++++ Records
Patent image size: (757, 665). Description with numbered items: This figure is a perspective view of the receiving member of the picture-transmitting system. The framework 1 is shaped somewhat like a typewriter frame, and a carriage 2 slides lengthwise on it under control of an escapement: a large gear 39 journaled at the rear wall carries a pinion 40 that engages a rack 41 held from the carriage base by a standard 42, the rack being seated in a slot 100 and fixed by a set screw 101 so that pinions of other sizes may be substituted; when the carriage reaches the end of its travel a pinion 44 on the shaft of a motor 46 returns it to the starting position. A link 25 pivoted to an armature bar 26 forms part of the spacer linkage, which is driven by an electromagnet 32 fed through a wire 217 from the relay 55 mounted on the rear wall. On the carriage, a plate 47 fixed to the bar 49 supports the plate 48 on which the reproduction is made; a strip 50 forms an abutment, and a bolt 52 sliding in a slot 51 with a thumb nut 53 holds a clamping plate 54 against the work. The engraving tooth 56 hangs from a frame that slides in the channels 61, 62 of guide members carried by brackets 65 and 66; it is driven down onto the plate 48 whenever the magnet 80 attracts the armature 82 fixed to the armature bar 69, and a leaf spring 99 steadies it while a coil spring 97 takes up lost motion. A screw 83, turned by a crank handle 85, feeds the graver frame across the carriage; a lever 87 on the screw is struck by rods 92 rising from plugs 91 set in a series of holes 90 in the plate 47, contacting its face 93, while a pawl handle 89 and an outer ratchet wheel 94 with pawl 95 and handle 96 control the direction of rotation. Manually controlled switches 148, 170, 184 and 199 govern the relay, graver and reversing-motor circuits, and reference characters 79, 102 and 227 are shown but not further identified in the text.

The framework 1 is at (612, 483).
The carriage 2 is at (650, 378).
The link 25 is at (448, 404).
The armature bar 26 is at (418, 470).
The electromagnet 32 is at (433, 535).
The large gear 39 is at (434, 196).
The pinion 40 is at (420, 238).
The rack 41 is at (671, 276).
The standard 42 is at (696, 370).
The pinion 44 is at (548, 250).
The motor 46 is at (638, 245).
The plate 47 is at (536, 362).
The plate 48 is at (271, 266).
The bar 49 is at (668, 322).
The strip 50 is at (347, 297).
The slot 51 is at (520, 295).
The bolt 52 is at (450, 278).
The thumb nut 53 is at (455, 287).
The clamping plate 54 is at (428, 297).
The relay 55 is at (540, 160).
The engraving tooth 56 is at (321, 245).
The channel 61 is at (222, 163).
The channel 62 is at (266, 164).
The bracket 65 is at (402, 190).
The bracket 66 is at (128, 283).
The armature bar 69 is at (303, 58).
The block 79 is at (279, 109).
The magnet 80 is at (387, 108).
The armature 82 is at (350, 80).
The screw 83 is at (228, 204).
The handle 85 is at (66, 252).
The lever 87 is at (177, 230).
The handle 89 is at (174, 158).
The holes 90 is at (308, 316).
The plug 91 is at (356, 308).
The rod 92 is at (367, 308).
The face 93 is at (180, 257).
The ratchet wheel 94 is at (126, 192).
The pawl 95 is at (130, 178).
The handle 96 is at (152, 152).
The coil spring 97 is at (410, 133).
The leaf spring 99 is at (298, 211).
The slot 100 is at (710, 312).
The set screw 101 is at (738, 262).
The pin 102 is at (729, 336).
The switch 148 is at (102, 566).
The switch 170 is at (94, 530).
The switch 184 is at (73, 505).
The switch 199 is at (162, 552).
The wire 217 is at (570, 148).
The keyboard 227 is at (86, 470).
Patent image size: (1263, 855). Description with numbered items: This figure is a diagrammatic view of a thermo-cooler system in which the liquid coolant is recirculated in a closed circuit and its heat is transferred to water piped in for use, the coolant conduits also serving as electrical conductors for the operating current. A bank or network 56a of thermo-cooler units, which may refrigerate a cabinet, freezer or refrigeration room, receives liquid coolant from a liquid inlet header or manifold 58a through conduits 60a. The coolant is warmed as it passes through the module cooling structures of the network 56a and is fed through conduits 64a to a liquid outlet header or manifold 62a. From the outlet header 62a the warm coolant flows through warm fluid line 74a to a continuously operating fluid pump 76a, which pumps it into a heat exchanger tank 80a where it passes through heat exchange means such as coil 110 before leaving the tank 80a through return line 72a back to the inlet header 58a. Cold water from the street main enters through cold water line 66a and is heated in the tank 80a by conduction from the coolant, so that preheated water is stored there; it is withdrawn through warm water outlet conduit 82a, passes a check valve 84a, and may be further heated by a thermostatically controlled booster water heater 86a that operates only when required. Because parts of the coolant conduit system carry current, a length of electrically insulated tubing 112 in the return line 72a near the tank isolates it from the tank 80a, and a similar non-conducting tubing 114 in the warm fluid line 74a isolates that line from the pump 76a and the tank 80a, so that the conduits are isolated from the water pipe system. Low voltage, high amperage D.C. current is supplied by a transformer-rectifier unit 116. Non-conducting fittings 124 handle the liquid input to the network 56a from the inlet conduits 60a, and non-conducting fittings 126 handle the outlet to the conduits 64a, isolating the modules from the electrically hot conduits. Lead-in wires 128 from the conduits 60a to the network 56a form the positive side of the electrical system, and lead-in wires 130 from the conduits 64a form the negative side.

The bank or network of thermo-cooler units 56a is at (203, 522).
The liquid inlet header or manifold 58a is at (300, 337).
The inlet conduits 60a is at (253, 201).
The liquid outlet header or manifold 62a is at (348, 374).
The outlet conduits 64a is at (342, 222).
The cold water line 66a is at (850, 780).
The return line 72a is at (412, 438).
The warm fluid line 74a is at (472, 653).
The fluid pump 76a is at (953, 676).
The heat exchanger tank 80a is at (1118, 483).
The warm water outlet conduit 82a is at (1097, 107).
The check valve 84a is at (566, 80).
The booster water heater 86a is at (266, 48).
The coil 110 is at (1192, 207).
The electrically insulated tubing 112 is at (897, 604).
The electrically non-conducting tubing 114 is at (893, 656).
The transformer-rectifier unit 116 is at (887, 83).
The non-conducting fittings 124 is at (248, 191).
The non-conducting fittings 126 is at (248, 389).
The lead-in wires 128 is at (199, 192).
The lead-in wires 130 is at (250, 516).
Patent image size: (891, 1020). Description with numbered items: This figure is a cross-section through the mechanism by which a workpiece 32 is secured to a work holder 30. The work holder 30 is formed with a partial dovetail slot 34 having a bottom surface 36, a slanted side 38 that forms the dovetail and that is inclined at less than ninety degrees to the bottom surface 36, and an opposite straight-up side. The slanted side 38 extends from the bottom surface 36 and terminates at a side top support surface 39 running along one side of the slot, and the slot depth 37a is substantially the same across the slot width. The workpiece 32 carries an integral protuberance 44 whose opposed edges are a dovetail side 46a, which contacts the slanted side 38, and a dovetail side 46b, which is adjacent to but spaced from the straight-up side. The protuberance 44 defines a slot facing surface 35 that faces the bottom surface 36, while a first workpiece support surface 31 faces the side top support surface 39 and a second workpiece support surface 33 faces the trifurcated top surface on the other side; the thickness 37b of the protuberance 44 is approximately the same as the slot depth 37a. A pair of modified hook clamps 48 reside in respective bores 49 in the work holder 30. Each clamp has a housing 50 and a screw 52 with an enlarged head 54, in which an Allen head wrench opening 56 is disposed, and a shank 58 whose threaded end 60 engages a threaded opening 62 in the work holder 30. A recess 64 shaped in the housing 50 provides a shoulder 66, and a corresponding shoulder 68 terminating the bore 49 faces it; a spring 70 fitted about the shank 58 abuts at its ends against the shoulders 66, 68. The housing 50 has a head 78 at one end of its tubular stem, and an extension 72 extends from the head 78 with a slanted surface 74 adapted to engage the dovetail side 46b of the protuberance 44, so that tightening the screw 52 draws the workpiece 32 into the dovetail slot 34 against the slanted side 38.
++++++++
**Problem description:**
Format every line of the entries above as a Markdown table with the columns Row and Line, numbering each line and leaving out the blank ones.

**Full response:**
| Row | Line |
|---|---|
| 1 | Patent image size: (757, 665). Description with numbered items: This figure is a perspective view of the receiving member of the picture-transmitting system. The framework 1 is shaped somewhat like a typewriter frame, and a carriage 2 slides lengthwise on it under control of an escapement: a large gear 39 journaled at the rear wall carries a pinion 40 that engages a rack 41 held from the carriage base by a standard 42, the rack being seated in a slot 100 and fixed by a set screw 101 so that pinions of other sizes may be substituted; when the carriage reaches the end of its travel a pinion 44 on the shaft of a motor 46 returns it to the starting position. A link 25 pivoted to an armature bar 26 forms part of the spacer linkage, which is driven by an electromagnet 32 fed through a wire 217 from the relay 55 mounted on the rear wall. On the carriage, a plate 47 fixed to the bar 49 supports the plate 48 on which the reproduction is made; a strip 50 forms an abutment, and a bolt 52 sliding in a slot 51 with a thumb nut 53 holds a clamping plate 54 against the work. The engraving tooth 56 hangs from a frame that slides in the channels 61, 62 of guide members carried by brackets 65 and 66; it is driven down onto the plate 48 whenever the magnet 80 attracts the armature 82 fixed to the armature bar 69, and a leaf spring 99 steadies it while a coil spring 97 takes up lost motion. A screw 83, turned by a crank handle 85, feeds the graver frame across the carriage; a lever 87 on the screw is struck by rods 92 rising from plugs 91 set in a series of holes 90 in the plate 47, contacting its face 93, while a pawl handle 89 and an outer ratchet wheel 94 with pawl 95 and handle 96 control the direction of rotation. Manually controlled switches 148, 170, 184 and 199 govern the relay, graver and reversing-motor circuits, and reference characters 79, 102 and 227 are shown but not further identified in the text. |
| 2 | The framework 1 is at (612, 483). |
| 3 | The carriage 2 is at (650, 378). |
| 4 | The link 25 is at (448, 404). |
| 5 | The armature bar 26 is at (418, 470). |
| 6 | The electromagnet 32 is at (433, 535). |
| 7 | The large gear 39 is at (434, 196). |
| 8 | The pinion 40 is at (420, 238). |
| 9 | The rack 41 is at (671, 276). |
| 10 | The standard 42 is at (696, 370). |
| 11 | The pinion 44 is at (548, 250). |
| 12 | The motor 46 is at (638, 245). |
| 13 | The plate 47 is at (536, 362). |
| 14 | The plate 48 is at (271, 266). |
| 15 | The bar 49 is at (668, 322). |
| 16 | The strip 50 is at (347, 297). |
| 17 | The slot 51 is at (520, 295). |
| 18 | The bolt 52 is at (450, 278). |
| 19 | The thumb nut 53 is at (455, 287). |
| 20 | The clamping plate 54 is at (428, 297). |
| 21 | The relay 55 is at (540, 160). |
| 22 | The engraving tooth 56 is at (321, 245). |
| 23 | The channel 61 is at (222, 163). |
| 24 | The channel 62 is at (266, 164). |
| 25 | The bracket 65 is at (402, 190). |
| 26 | The bracket 66 is at (128, 283). |
| 27 | The armature bar 69 is at (303, 58). |
| 28 | The block 79 is at (279, 109). |
| 29 | The magnet 80 is at (387, 108). |
| 30 | The armature 82 is at (350, 80). |
| 31 | The screw 83 is at (228, 204). |
| 32 | The handle 85 is at (66, 252). |
| 33 | The lever 87 is at (177, 230). |
| 34 | The handle 89 is at (174, 158). |
| 35 | The holes 90 is at (308, 316). |
| 36 | The plug 91 is at (356, 308). |
| 37 | The rod 92 is at (367, 308). |
| 38 | The face 93 is at (180, 257). |
| 39 | The ratchet wheel 94 is at (126, 192). |
| 40 | The pawl 95 is at (130, 178). |
| 41 | The handle 96 is at (152, 152). |
| 42 | The coil spring 97 is at (410, 133). |
| 43 | The leaf spring 99 is at (298, 211). |
| 44 | The slot 100 is at (710, 312). |
| 45 | The set screw 101 is at (738, 262). |
| 46 | The pin 102 is at (729, 336). |
| 47 | The switch 148 is at (102, 566). |
| 48 | The switch 170 is at (94, 530). |
| 49 | The switch 184 is at (73, 505). |
| 50 | The switch 199 is at (162, 552). |
| 51 | The wire 217 is at (570, 148). |
| 52 | The keyboard 227 is at (86, 470). |
| 53 | Patent image size: (1263, 855). Description with numbered items: This figure is a diagrammatic view of a thermo-cooler system in which the liquid coolant is recirculated in a closed circuit and its heat is transferred to water piped in for use, the coolant conduits also serving as electrical conductors for the operating current. A bank or network 56a of thermo-cooler units, which may refrigerate a cabinet, freezer or refrigeration room, receives liquid coolant from a liquid inlet header or manifold 58a through conduits 60a. The coolant is warmed as it passes through the module cooling structures of the network 56a and is fed through conduits 64a to a liquid outlet header or manifold 62a. From the outlet header 62a the warm coolant flows through warm fluid line 74a to a continuously operating fluid pump 76a, which pumps it into a heat exchanger tank 80a where it passes through heat exchange means such as coil 110 before leaving the tank 80a through return line 72a back to the inlet header 58a. Cold water from the street main enters through cold water line 66a and is heated in the tank 80a by conduction from the coolant, so that preheated water is stored there; it is withdrawn through warm water outlet conduit 82a, passes a check valve 84a, and may be further heated by a thermostatically controlled booster water heater 86a that operates only when required. Because parts of the coolant conduit system carry current, a length of electrically insulated tubing 112 in the return line 72a near the tank isolates it from the tank 80a, and a similar non-conducting tubing 114 in the warm fluid line 74a isolates that line from the pump 76a and the tank 80a, so that the conduits are isolated from the water pipe system. Low voltage, high amperage D.C. current is supplied by a transformer-rectifier unit 116. Non-conducting fittings 124 handle the liquid input to the network 56a from the inlet conduits 60a, and non-conducting fittings 126 handle the outlet to the conduits 64a, isolating the modules from the electrically hot conduits. Lead-in wires 128 from the conduits 60a to the network 56a form the positive side of the electrical system, and lead-in wires 130 from the conduits 64a form the negative side. |
| 54 | The bank or network of thermo-cooler units 56a is at (203, 522). |
| 55 | The liquid inlet header or manifold 58a is at (300, 337). |
| 56 | The inlet conduits 60a is at (253, 201). |
| 57 | The liquid outlet header or manifold 62a is at (348, 374). |
| 58 | The outlet conduits 64a is at (342, 222). |
| 59 | The cold water line 66a is at (850, 780). |
| 60 | The return line 72a is at (412, 438). |
| 61 | The warm fluid line 74a is at (472, 653). |
| 62 | The fluid pump 76a is at (953, 676). |
| 63 | The heat exchanger tank 80a is at (1118, 483). |
| 64 | The warm water outlet conduit 82a is at (1097, 107). |
| 65 | The check valve 84a is at (566, 80). |
| 66 | The booster water heater 86a is at (266, 48). |
| 67 | The coil 110 is at (1192, 207). |
| 68 | The electrically insulated tubing 112 is at (897, 604). |
| 69 | The electrically non-conducting tubing 114 is at (893, 656). |
| 70 | The transformer-rectifier unit 116 is at (887, 83). |
| 71 | The non-conducting fittings 124 is at (248, 191). |
| 72 | The non-conducting fittings 126 is at (248, 389). |
| 73 | The lead-in wires 128 is at (199, 192). |
| 74 | The lead-in wires 130 is at (250, 516). |
| 75 | Patent image size: (891, 1020). Description with numbered items: This figure is a cross-section through the mechanism by which a workpiece 32 is secured to a work holder 30. The work holder 30 is formed with a partial dovetail slot 34 having a bottom surface 36, a slanted side 38 that forms the dovetail and that is inclined at less than ninety degrees to the bottom surface 36, and an opposite straight-up side. The slanted side 38 extends from the bottom surface 36 and terminates at a side top support surface 39 running along one side of the slot, and the slot depth 37a is substantially the same across the slot width. The workpiece 32 carries an integral protuberance 44 whose opposed edges are a dovetail side 46a, which contacts the slanted side 38, and a dovetail side 46b, which is adjacent to but spaced from the straight-up side. The protuberance 44 defines a slot facing surface 35 that faces the bottom surface 36, while a first workpiece support surface 31 faces the side top support surface 39 and a second workpiece support surface 33 faces the trifurcated top surface on the other side; the thickness 37b of the protuberance 44 is approximately the same as the slot depth 37a. A pair of modified hook clamps 48 reside in respective bores 49 in the work holder 30. Each clamp has a housing 50 and a screw 52 with an enlarged head 54, in which an Allen head wrench opening 56 is disposed, and a shank 58 whose threaded end 60 engages a threaded opening 62 in the work holder 30. A recess 64 shaped in the housing 50 provides a shoulder 66, and a corresponding shoulder 68 terminating the bore 49 faces it; a spring 70 fitted about the shank 58 abuts at its ends against the shoulders 66, 68. The housing 50 has a head 78 at one end of its tubular stem, and an extension 72 extends from the head 78 with a slanted surface 74 adapted to engage the dovetail side 46b of the protuberance 44, so that tightening the screw 52 draws the workpiece 32 into the dovetail slot 34 against the slanted side 38. |